start RAW DATA

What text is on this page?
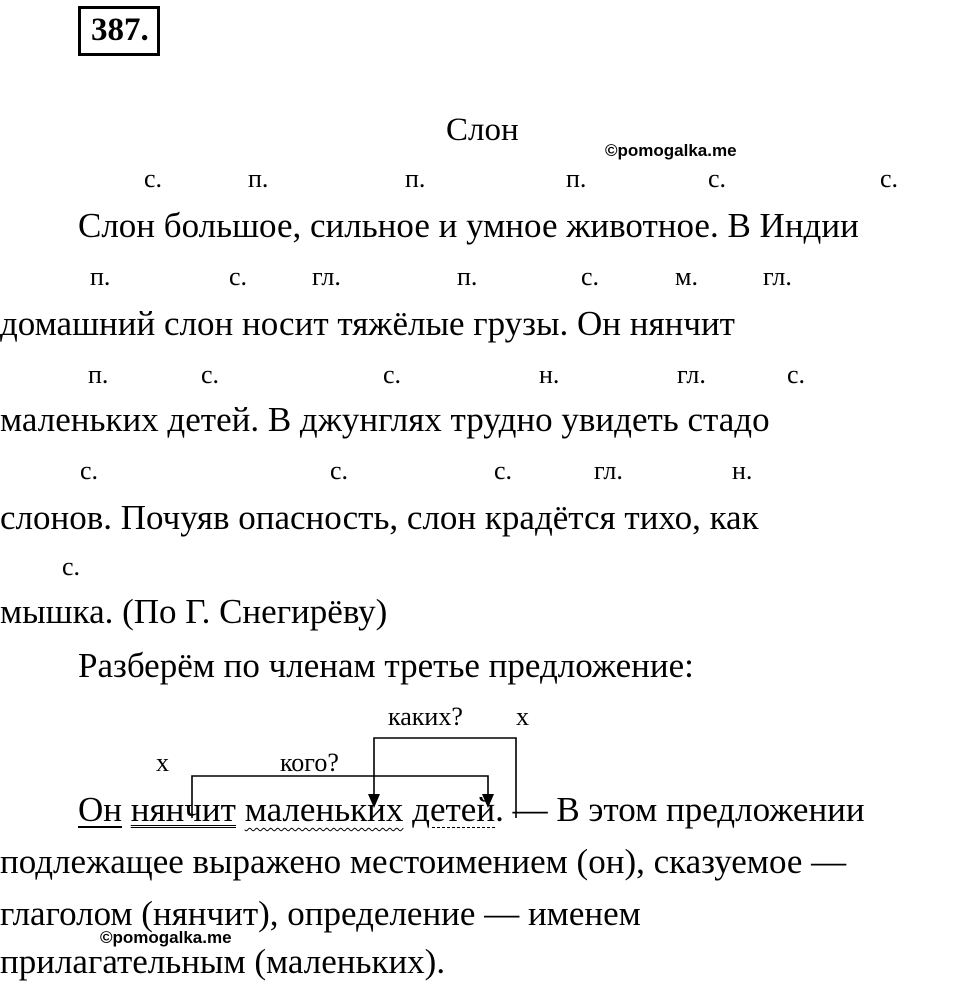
387.
Слон
©pomogalka.me
с.	п.	п.	п.	с.	с.
Слон большое, сильное и умное животное. В Индии
п.	с. гл.	п.	с.	м.	гл.
домашний слон носит тяжёлые грузы. Он нянчит
п.	с.	с.	н.	гл.	с.
маленьких детей. В джунглях трудно увидеть стадо
с.	с.	с.	гл.	н.
слонов. Почуяв опасность, слон крадётся тихо, как
с.
мышка. (По Г. Снегирёву)
Разберём по членам третье предложение:
каких? х
х	кого?
Он нянчит маленьких детей. — В этом предложении
подлежащее выражено местоимением (он), сказуемое —
глаголом (нянчит), определение — именем
©pomogalka.me
прилагательным (маленьких).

end RAW DATA

EXERCISE DESCRIPTION: Reproduce all of the entries word for word, skipping any pictures they hold.

REPLY:
What text is on this page?
387.
Слон
©pomogalka.me
с.	п.	п.	п.	с.	с.
Слон большое, сильное и умное животное. В Индии
п.	с. гл.	п.	с.	м.	гл.
домашний слон носит тяжёлые грузы. Он нянчит
п.	с.	с.	н.	гл.	с.
маленьких детей. В джунглях трудно увидеть стадо
с.	с.	с.	гл.	н.
слонов. Почуяв опасность, слон крадётся тихо, как
с.
мышка. (По Г. Снегирёву)
Разберём по членам третье предложение:
каких? х
х	кого?
Он нянчит маленьких детей. — В этом предложении
подлежащее выражено местоимением (он), сказуемое —
глаголом (нянчит), определение — именем
©pomogalka.me
прилагательным (маленьких).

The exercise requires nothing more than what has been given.